----- Information given

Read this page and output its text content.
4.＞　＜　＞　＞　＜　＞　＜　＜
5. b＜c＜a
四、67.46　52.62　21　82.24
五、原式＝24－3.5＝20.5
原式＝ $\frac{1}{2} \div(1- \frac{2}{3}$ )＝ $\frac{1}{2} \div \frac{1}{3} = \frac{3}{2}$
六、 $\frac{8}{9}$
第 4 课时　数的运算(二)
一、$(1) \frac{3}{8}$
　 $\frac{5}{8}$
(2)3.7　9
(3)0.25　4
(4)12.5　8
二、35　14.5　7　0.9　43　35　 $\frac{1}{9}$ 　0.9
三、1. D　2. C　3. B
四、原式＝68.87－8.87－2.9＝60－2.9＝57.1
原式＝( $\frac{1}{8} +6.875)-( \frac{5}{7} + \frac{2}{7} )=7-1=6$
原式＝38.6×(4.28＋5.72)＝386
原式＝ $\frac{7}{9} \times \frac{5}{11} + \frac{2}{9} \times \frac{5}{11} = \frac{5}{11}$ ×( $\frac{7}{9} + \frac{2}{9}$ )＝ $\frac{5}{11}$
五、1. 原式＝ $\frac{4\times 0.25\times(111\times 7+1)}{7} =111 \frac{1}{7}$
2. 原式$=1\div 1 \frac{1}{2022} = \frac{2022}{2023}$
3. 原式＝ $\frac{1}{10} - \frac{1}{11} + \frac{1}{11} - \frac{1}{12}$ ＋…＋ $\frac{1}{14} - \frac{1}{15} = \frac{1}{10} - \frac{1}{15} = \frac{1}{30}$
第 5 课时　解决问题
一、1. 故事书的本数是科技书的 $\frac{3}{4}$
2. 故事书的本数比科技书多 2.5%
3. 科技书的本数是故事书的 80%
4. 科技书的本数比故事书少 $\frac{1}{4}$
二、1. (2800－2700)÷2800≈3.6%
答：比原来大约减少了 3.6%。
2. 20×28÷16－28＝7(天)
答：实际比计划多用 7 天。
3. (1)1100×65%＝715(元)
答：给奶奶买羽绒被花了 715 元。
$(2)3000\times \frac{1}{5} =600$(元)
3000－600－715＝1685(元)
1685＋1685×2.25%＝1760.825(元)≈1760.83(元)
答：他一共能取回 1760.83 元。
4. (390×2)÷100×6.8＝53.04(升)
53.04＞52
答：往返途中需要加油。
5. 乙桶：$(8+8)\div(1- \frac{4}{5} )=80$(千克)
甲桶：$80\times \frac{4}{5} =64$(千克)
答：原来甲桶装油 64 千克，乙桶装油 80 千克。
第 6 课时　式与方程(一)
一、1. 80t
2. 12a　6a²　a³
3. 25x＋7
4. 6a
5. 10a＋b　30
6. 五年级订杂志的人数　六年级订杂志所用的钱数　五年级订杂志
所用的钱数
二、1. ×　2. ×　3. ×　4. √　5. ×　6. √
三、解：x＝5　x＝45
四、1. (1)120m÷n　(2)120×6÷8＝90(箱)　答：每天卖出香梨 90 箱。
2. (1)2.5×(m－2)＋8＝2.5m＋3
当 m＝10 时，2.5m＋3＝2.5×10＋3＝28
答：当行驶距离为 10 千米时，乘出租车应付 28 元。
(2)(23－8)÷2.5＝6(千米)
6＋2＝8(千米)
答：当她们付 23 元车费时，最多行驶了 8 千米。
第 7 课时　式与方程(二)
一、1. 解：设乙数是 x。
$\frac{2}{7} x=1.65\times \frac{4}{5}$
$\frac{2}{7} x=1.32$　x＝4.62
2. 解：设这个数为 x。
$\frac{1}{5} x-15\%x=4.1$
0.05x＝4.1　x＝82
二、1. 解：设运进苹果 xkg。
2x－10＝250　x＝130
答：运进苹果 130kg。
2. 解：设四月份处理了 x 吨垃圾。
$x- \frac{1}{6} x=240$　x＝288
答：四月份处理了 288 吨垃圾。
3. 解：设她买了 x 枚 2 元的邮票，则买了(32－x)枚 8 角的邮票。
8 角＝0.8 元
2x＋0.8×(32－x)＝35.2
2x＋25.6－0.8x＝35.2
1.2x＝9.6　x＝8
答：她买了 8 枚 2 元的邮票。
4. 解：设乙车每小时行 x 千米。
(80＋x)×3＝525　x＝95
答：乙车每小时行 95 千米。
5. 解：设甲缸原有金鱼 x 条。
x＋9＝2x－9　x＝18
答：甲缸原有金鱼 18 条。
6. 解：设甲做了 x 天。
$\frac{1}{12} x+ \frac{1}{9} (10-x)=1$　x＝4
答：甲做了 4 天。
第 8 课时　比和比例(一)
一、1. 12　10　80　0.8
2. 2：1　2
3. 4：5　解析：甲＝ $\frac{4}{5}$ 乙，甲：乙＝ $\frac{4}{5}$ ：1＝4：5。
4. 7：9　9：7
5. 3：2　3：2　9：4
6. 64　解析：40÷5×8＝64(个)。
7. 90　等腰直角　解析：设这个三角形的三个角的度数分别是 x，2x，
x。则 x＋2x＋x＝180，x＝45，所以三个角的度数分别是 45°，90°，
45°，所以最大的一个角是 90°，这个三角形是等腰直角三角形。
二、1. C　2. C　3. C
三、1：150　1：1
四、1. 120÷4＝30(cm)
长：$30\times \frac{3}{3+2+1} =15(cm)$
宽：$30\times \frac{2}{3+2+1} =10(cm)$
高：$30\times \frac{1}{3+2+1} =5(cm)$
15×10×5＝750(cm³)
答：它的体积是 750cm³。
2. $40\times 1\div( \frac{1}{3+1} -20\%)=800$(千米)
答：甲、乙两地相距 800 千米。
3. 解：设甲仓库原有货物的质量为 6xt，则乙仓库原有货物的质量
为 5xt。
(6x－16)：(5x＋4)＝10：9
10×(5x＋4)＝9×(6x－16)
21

----------

_The task_
Copy all lines of the material above where the string "times" occurs.

_Right answer_
原式＝ $\frac{7}{9} \times \frac{5}{11} + \frac{2}{9} \times \frac{5}{11} = \frac{5}{11}$ ×( $\frac{7}{9} + \frac{2}{9}$ )＝ $\frac{5}{11}$
五、1. 原式＝ $\frac{4\times 0.25\times(111\times 7+1)}{7} =111 \frac{1}{7}$
$(2)3000\times \frac{1}{5} =600$(元)
甲桶：$80\times \frac{4}{5} =64$(千克)
$\frac{2}{7} x=1.65\times \frac{4}{5}$
长：$30\times \frac{3}{3+2+1} =15(cm)$
宽：$30\times \frac{2}{3+2+1} =10(cm)$
高：$30\times \frac{1}{3+2+1} =5(cm)$
2. $40\times 1\div( \frac{1}{3+1} -20\%)=800$(千米)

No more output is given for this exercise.